## The exercise
Your copy of the material below should match it exactly, except that it holds no pictures.

## Dataset records
START
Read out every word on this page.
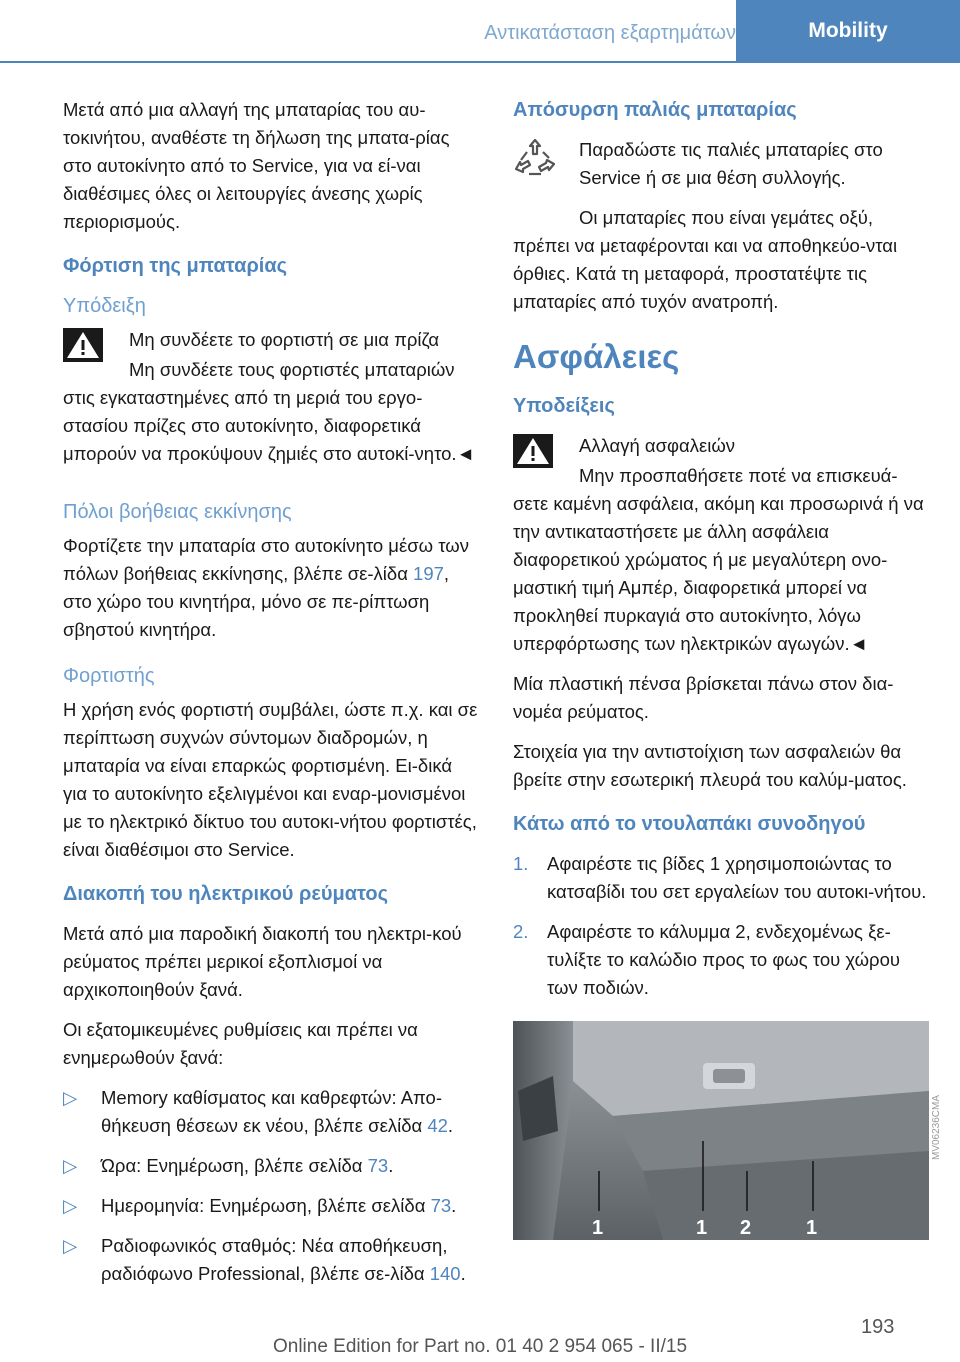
Αντικατάσταση εξαρτημάτων	Mobility

Μετά από μια αλλαγή της μπαταρίας του αυ-τοκινήτου, αναθέστε τη δήλωση της μπατα-ρίας στο αυτοκίνητο από το Service, για να εί-ναι διαθέσιμες όλες οι λειτουργίες άνεσης χωρίς περιορισμούς.

Φόρτιση της μπαταρίας
Υπόδειξη

Μη συνδέετε το φορτιστή σε μια πρίζα

Μη συνδέετε τους φορτιστές μπαταριών στις εγκαταστημένες από τη μεριά του εργο-στασίου πρίζες στο αυτοκίνητο, διαφορετικά μπορούν να προκύψουν ζημιές στο αυτοκί-νητο.◄

Πόλοι βοήθειας εκκίνησης

Φορτίζετε την μπαταρία στο αυτοκίνητο μέσω των πόλων βοήθειας εκκίνησης, βλέπε σε-λίδα 197, στο χώρο του κινητήρα, μόνο σε πε-ρίπτωση σβηστού κινητήρα.

Φορτιστής

Η χρήση ενός φορτιστή συμβάλει, ώστε π.χ. και σε περίπτωση συχνών σύντομων διαδρομών, η μπαταρία να είναι επαρκώς φορτισμένη. Ει-δικά για το αυτοκίνητο εξελιγμένοι και εναρ-μονισμένοι με το ηλεκτρικό δίκτυο του αυτοκι-νήτου φορτιστές, είναι διαθέσιμοι στο Service.

Διακοπή του ηλεκτρικού ρεύματος

Μετά από μια παροδική διακοπή του ηλεκτρι-κού ρεύματος πρέπει μερικοί εξοπλισμοί να αρχικοποιηθούν ξανά.

Οι εξατομικευμένες ρυθμίσεις και πρέπει να ενημερωθούν ξανά:

▷ Memory καθίσματος και καθρεφτών: Απο-θήκευση θέσεων εκ νέου, βλέπε σελίδα 42.
▷ Ώρα: Ενημέρωση, βλέπε σελίδα 73.
▷ Ημερομηνία: Ενημέρωση, βλέπε σελίδα 73.
▷ Ραδιοφωνικός σταθμός: Νέα αποθήκευση, ραδιόφωνο Professional, βλέπε σε-λίδα 140.
Απόσυρση παλιάς μπαταρίας

Παραδώστε τις παλιές μπαταρίες στο Service ή σε μια θέση συλλογής.

Οι μπαταρίες που είναι γεμάτες οξύ, πρέπει να μεταφέρονται και να αποθηκεύο-νται όρθιες. Κατά τη μεταφορά, προστατέψτε τις μπαταρίες από τυχόν ανατροπή.

Ασφάλειες
Υποδείξεις

Αλλαγή ασφαλειών

Μην προσπαθήσετε ποτέ να επισκευά-σετε καμένη ασφάλεια, ακόμη και προσωρινά ή να την αντικαταστήσετε με άλλη ασφάλεια διαφορετικού χρώματος ή με μεγαλύτερη ονο-μαστική τιμή Αμπέρ, διαφορετικά μπορεί να προκληθεί πυρκαγιά στο αυτοκίνητο, λόγω υπερφόρτωσης των ηλεκτρικών αγωγών.◄

Μία πλαστική πένσα βρίσκεται πάνω στον δια-νομέα ρεύματος.

Στοιχεία για την αντιστοίχιση των ασφαλειών θα βρείτε στην εσωτερική πλευρά του καλύμ-ματος.

Κάτω από το ντουλαπάκι συνοδηγού
1. Αφαιρέστε τις βίδες 1 χρησιμοποιώντας το κατσαβίδι του σετ εργαλείων του αυτοκι-νήτου.
2. Αφαιρέστε το κάλυμμα 2, ενδεχομένως ξε-τυλίξτε το καλώδιο προς το φως του χώρου των ποδιών.
1	1 2	1
MV06236CMA
193
Online Edition for Part no. 01 40 2 954 065 - II/15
END
## Task output
Read out every word on this page.
Αντικατάσταση εξαρτημάτων	Mobility

Μετά από μια αλλαγή της μπαταρίας του αυ-τοκινήτου, αναθέστε τη δήλωση της μπατα-ρίας στο αυτοκίνητο από το Service, για να εί-ναι διαθέσιμες όλες οι λειτουργίες άνεσης χωρίς περιορισμούς.

Φόρτιση της μπαταρίας
Υπόδειξη

Μη συνδέετε το φορτιστή σε μια πρίζα

Μη συνδέετε τους φορτιστές μπαταριών στις εγκαταστημένες από τη μεριά του εργο-στασίου πρίζες στο αυτοκίνητο, διαφορετικά μπορούν να προκύψουν ζημιές στο αυτοκί-νητο.◄

Πόλοι βοήθειας εκκίνησης

Φορτίζετε την μπαταρία στο αυτοκίνητο μέσω των πόλων βοήθειας εκκίνησης, βλέπε σε-λίδα 197, στο χώρο του κινητήρα, μόνο σε πε-ρίπτωση σβηστού κινητήρα.

Φορτιστής

Η χρήση ενός φορτιστή συμβάλει, ώστε π.χ. και σε περίπτωση συχνών σύντομων διαδρομών, η μπαταρία να είναι επαρκώς φορτισμένη. Ει-δικά για το αυτοκίνητο εξελιγμένοι και εναρ-μονισμένοι με το ηλεκτρικό δίκτυο του αυτοκι-νήτου φορτιστές, είναι διαθέσιμοι στο Service.

Διακοπή του ηλεκτρικού ρεύματος

Μετά από μια παροδική διακοπή του ηλεκτρι-κού ρεύματος πρέπει μερικοί εξοπλισμοί να αρχικοποιηθούν ξανά.

Οι εξατομικευμένες ρυθμίσεις και πρέπει να ενημερωθούν ξανά:

▷ Memory καθίσματος και καθρεφτών: Απο-θήκευση θέσεων εκ νέου, βλέπε σελίδα 42.
▷ Ώρα: Ενημέρωση, βλέπε σελίδα 73.
▷ Ημερομηνία: Ενημέρωση, βλέπε σελίδα 73.
▷ Ραδιοφωνικός σταθμός: Νέα αποθήκευση, ραδιόφωνο Professional, βλέπε σε-λίδα 140.
Απόσυρση παλιάς μπαταρίας

Παραδώστε τις παλιές μπαταρίες στο Service ή σε μια θέση συλλογής.

Οι μπαταρίες που είναι γεμάτες οξύ, πρέπει να μεταφέρονται και να αποθηκεύο-νται όρθιες. Κατά τη μεταφορά, προστατέψτε τις μπαταρίες από τυχόν ανατροπή.

Ασφάλειες
Υποδείξεις

Αλλαγή ασφαλειών

Μην προσπαθήσετε ποτέ να επισκευά-σετε καμένη ασφάλεια, ακόμη και προσωρινά ή να την αντικαταστήσετε με άλλη ασφάλεια διαφορετικού χρώματος ή με μεγαλύτερη ονο-μαστική τιμή Αμπέρ, διαφορετικά μπορεί να προκληθεί πυρκαγιά στο αυτοκίνητο, λόγω υπερφόρτωσης των ηλεκτρικών αγωγών.◄

Μία πλαστική πένσα βρίσκεται πάνω στον δια-νομέα ρεύματος.

Στοιχεία για την αντιστοίχιση των ασφαλειών θα βρείτε στην εσωτερική πλευρά του καλύμ-ματος.

Κάτω από το ντουλαπάκι συνοδηγού
1. Αφαιρέστε τις βίδες 1 χρησιμοποιώντας το κατσαβίδι του σετ εργαλείων του αυτοκι-νήτου.
2. Αφαιρέστε το κάλυμμα 2, ενδεχομένως ξε-τυλίξτε το καλώδιο προς το φως του χώρου των ποδιών.
1	1 2	1
MV06236CMA
193
Online Edition for Part no. 01 40 2 954 065 - II/15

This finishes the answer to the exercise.